**Aim of the exercise:** Each line that holds the word "bottom" counts once; report how many lines do so and nothing else.

**Input:**
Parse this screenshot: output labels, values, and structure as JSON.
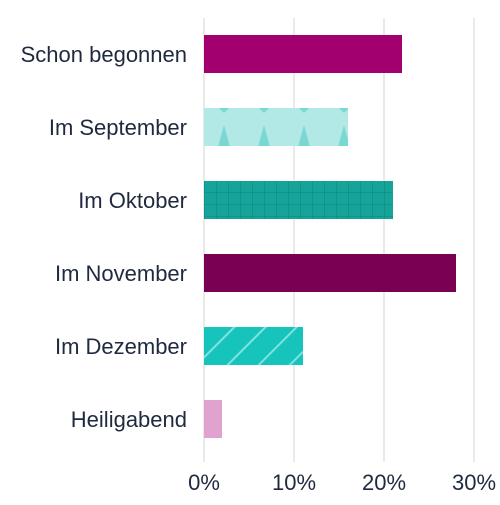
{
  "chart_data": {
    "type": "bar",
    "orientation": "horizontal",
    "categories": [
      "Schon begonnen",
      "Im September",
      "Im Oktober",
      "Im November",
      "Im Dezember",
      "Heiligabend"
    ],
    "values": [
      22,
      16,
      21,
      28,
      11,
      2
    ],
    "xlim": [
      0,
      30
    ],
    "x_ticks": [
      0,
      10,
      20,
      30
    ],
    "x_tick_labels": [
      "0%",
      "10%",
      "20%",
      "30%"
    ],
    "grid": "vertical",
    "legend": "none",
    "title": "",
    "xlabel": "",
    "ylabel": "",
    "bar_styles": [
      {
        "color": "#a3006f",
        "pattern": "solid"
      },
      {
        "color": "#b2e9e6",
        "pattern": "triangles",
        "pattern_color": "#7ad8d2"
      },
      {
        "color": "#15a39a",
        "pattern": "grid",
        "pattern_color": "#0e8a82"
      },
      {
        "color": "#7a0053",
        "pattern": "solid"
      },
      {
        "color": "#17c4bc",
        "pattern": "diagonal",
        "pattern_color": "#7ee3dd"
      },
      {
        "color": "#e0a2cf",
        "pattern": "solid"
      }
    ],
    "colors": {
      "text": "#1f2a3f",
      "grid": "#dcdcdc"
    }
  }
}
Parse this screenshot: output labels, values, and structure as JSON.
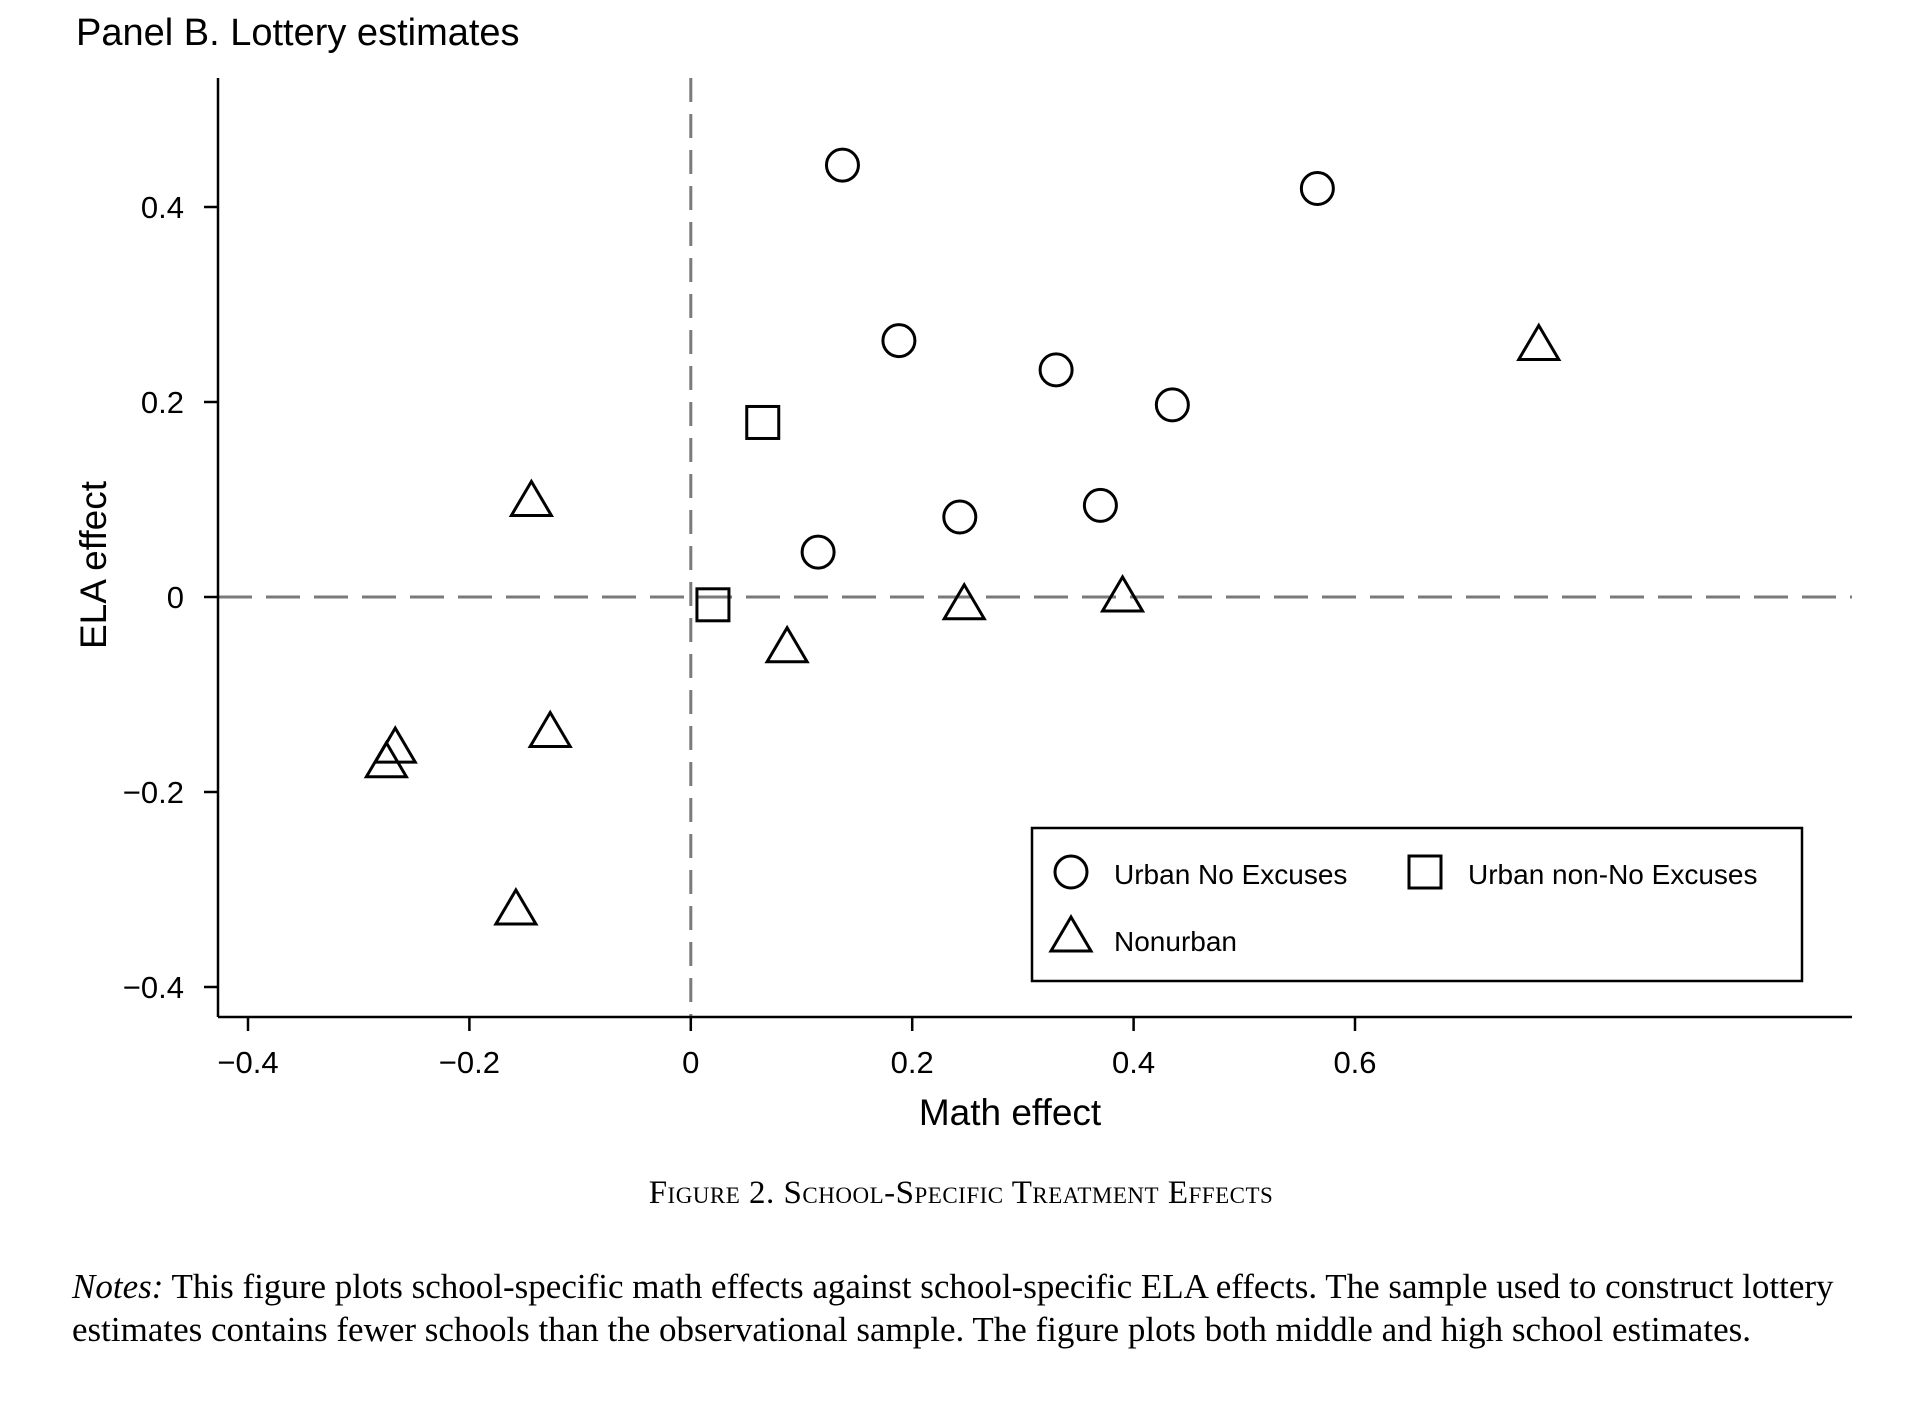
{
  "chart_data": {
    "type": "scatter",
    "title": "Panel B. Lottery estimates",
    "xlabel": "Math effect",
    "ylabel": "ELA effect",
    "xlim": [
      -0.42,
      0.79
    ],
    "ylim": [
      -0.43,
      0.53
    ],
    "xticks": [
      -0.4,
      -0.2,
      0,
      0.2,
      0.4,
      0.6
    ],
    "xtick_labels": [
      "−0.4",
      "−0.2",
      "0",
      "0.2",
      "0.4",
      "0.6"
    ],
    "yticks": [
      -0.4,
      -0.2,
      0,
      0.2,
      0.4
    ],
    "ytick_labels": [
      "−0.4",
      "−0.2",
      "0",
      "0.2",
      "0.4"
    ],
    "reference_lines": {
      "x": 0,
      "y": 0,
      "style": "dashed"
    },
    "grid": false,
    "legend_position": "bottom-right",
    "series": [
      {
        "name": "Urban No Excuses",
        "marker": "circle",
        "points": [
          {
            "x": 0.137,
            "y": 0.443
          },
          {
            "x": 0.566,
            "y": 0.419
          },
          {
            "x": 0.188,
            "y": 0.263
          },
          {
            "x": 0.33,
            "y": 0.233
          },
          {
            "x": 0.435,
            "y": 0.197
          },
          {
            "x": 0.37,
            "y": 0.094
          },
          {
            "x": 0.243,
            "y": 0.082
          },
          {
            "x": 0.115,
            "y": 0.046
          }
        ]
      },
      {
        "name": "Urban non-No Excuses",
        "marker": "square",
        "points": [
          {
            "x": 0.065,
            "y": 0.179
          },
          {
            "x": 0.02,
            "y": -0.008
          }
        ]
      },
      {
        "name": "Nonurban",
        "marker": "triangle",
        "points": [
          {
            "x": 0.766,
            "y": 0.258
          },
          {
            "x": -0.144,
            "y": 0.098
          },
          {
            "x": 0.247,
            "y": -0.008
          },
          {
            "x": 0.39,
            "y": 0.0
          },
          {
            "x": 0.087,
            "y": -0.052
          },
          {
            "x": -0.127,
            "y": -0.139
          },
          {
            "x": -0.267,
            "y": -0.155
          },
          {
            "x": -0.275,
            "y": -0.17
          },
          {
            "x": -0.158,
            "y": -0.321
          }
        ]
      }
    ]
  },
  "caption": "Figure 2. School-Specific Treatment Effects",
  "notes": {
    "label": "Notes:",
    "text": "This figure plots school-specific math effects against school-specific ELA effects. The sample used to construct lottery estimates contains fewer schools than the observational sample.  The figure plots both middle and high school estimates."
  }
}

* * *

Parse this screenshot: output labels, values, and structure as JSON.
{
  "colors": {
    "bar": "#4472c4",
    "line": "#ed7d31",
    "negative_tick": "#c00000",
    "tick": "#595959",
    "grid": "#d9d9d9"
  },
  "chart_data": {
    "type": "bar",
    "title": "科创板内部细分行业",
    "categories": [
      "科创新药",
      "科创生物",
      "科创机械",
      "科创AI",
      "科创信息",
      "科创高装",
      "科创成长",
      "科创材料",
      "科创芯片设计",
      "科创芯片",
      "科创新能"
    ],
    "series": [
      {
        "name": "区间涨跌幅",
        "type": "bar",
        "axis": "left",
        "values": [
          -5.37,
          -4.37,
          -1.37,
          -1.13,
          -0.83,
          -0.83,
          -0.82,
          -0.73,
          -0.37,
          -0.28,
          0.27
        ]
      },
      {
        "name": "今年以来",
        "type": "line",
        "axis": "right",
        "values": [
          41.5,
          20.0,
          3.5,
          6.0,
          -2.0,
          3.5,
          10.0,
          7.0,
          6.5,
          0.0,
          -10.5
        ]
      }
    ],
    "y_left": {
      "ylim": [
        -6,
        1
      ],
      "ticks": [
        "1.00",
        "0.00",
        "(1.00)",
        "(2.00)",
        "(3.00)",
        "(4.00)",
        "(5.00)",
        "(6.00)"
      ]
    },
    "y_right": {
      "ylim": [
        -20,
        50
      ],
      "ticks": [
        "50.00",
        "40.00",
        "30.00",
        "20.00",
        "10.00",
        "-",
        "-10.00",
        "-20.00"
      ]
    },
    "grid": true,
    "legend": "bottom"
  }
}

---

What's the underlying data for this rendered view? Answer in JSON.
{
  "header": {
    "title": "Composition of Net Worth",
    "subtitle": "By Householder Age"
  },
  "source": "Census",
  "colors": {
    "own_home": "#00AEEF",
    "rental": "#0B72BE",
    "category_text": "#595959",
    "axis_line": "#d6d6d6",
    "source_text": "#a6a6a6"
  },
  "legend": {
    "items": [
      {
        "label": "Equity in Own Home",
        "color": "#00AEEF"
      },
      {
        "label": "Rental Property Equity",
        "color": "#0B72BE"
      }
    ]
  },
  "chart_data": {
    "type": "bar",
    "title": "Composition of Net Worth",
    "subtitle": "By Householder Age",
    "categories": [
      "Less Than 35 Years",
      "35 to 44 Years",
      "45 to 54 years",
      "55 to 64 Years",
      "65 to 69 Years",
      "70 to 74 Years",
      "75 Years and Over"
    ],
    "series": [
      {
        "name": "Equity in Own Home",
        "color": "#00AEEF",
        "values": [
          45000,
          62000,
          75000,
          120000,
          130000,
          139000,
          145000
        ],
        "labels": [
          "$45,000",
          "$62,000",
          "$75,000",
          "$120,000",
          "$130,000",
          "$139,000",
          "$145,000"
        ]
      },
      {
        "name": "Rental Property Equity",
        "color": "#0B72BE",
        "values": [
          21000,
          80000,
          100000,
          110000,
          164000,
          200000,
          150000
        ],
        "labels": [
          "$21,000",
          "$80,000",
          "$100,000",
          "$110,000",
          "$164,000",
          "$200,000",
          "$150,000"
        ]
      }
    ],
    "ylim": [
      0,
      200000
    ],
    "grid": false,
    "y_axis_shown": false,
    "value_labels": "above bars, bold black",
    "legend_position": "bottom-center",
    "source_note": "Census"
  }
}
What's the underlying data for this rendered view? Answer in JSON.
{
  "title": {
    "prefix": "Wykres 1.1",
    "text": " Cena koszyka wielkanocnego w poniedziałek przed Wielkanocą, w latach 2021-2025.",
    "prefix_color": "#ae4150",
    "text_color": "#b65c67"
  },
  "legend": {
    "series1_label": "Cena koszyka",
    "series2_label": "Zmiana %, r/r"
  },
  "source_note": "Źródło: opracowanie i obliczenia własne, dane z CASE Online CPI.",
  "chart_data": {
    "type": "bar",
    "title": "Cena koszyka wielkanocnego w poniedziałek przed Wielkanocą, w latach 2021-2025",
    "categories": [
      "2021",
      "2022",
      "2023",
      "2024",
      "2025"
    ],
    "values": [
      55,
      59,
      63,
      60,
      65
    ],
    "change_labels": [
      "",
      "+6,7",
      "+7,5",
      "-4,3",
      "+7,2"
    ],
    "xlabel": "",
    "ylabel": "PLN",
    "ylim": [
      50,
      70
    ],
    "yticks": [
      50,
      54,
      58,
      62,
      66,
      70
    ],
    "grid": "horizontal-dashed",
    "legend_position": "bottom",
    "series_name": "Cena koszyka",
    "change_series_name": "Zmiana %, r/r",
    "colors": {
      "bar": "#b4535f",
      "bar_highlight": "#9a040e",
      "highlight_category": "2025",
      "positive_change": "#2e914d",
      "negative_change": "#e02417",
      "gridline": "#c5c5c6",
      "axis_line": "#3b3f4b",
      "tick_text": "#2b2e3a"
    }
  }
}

**Solution for this task:** 4